Exercise requirements
Keep only the lines of the listing that include the word "night", and copy them.

(Excerpt from a dataset)
------
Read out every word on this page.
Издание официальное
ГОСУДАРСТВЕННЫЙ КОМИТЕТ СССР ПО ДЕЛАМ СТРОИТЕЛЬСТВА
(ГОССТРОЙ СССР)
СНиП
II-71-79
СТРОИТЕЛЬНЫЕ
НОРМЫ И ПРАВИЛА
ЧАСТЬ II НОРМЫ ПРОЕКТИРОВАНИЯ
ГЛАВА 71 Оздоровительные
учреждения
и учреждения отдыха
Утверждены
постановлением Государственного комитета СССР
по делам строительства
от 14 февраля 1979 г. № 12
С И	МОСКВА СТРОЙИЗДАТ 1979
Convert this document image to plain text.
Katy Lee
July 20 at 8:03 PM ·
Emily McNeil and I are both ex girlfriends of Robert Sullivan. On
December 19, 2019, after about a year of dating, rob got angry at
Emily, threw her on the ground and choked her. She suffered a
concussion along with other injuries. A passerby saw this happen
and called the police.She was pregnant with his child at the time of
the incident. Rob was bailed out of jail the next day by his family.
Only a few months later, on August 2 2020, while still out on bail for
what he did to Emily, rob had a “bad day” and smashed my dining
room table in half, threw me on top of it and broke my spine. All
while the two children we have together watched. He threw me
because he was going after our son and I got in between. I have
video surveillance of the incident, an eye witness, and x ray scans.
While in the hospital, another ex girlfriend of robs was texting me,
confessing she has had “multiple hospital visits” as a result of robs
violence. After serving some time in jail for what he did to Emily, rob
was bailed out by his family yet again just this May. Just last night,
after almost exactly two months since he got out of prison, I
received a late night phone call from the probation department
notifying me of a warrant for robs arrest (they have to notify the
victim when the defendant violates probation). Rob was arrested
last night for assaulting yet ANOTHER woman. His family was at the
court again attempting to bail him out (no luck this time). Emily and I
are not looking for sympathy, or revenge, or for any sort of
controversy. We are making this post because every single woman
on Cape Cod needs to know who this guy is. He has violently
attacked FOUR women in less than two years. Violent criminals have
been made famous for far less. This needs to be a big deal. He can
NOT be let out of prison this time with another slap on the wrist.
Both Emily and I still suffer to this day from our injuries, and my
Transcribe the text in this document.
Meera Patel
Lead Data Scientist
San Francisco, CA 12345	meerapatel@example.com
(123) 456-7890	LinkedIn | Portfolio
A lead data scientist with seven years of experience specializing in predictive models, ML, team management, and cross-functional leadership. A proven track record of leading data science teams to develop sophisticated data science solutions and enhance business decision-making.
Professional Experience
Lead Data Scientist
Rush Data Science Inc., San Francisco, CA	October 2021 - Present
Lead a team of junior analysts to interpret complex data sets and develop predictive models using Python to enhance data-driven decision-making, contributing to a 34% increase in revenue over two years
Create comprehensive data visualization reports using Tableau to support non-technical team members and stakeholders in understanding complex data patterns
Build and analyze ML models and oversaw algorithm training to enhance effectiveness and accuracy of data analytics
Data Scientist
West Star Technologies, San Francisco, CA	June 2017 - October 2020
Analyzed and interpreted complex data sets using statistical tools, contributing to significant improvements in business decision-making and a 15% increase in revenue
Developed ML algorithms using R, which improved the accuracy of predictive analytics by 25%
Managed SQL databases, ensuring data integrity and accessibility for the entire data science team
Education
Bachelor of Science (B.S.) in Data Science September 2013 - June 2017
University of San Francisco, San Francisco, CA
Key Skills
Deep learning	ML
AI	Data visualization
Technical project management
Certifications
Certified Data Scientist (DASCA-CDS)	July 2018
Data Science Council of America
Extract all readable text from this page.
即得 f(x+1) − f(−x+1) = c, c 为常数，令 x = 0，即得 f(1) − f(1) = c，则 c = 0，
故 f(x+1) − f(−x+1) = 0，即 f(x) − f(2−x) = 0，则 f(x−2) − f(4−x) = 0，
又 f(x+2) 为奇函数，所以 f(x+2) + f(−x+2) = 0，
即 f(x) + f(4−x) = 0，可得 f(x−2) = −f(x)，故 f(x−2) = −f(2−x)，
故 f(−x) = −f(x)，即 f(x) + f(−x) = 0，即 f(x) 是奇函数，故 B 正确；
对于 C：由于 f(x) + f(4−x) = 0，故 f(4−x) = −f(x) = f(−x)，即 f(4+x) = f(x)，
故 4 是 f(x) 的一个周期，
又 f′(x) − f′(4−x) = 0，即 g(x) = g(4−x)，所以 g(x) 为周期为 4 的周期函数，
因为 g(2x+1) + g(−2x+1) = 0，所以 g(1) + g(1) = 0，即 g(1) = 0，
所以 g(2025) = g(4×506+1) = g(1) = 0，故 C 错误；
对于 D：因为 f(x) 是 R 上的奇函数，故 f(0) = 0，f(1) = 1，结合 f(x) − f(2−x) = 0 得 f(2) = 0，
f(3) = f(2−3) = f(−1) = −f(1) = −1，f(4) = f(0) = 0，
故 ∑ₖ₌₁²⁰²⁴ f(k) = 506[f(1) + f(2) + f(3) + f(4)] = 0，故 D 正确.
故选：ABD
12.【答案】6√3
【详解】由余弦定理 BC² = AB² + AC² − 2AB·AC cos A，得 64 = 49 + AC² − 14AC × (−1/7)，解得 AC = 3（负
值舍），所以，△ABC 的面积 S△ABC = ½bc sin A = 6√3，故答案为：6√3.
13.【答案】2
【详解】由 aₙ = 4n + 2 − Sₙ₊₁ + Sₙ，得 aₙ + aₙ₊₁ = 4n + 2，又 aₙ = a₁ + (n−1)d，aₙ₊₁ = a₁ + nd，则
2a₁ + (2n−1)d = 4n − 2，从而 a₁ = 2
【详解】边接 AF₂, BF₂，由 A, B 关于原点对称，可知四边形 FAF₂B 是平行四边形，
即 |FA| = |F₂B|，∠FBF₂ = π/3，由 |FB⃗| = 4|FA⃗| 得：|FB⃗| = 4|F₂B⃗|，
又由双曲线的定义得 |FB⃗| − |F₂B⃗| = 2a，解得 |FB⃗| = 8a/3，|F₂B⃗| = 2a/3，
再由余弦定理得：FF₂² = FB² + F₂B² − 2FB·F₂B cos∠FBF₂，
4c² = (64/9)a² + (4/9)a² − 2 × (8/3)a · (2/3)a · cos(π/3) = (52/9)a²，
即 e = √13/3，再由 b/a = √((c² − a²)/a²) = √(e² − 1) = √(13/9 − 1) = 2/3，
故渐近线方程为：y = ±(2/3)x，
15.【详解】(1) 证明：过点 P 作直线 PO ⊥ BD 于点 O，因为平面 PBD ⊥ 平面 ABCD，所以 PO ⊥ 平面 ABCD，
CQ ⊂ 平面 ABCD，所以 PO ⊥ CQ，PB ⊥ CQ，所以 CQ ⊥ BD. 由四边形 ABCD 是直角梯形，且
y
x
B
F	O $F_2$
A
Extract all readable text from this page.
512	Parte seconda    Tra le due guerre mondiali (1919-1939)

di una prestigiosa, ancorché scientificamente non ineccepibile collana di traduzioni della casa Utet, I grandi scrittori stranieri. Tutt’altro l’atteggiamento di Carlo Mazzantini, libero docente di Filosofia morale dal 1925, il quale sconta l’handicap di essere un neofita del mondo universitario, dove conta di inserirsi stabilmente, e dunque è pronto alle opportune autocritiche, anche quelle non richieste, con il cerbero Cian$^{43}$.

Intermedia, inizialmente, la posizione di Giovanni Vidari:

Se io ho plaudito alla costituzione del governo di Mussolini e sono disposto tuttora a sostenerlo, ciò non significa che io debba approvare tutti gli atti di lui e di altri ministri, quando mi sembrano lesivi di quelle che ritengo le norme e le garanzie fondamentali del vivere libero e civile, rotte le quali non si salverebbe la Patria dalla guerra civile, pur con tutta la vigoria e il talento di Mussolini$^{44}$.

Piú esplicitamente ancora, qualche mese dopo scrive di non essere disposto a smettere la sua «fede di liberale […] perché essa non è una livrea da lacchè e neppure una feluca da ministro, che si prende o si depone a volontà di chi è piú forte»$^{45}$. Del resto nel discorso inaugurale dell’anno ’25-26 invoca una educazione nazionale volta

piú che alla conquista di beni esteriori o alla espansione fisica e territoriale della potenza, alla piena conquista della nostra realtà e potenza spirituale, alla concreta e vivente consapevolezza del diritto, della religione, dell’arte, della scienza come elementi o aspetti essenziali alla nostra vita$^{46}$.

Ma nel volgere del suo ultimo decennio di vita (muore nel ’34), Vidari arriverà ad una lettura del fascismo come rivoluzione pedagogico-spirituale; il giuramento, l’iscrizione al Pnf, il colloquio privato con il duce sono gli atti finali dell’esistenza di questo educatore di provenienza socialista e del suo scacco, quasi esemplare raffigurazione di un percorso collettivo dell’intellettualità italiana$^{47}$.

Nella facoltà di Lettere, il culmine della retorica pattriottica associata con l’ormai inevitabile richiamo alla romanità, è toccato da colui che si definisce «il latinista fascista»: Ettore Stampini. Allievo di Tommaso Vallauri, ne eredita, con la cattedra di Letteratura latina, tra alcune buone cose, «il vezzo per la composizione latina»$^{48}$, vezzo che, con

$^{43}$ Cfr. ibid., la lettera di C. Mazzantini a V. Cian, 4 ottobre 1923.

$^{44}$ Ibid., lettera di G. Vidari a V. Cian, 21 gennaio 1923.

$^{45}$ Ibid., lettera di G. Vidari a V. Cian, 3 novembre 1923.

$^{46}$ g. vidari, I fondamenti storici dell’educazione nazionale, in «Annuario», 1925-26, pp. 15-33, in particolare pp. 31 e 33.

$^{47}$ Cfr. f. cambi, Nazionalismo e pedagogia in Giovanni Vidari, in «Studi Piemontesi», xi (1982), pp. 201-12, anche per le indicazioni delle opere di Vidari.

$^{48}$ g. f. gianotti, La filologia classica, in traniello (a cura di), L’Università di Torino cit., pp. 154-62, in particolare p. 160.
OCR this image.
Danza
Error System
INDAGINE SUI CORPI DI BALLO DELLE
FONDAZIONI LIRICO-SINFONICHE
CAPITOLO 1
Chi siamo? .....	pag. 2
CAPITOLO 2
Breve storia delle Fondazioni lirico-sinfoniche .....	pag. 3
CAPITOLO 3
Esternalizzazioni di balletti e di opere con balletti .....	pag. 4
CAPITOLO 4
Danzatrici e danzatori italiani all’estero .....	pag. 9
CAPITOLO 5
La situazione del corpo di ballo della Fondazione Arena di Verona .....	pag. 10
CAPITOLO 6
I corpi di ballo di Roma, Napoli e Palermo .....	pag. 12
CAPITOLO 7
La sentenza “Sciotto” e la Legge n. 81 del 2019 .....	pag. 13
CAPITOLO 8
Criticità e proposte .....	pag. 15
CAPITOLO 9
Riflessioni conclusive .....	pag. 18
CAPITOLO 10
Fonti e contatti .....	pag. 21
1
------
Solution
was bailed out by his family yet again just this May. Just last night,
received a late night phone call from the probation department
last night for assaulting yet ANOTHER woman. His family was at the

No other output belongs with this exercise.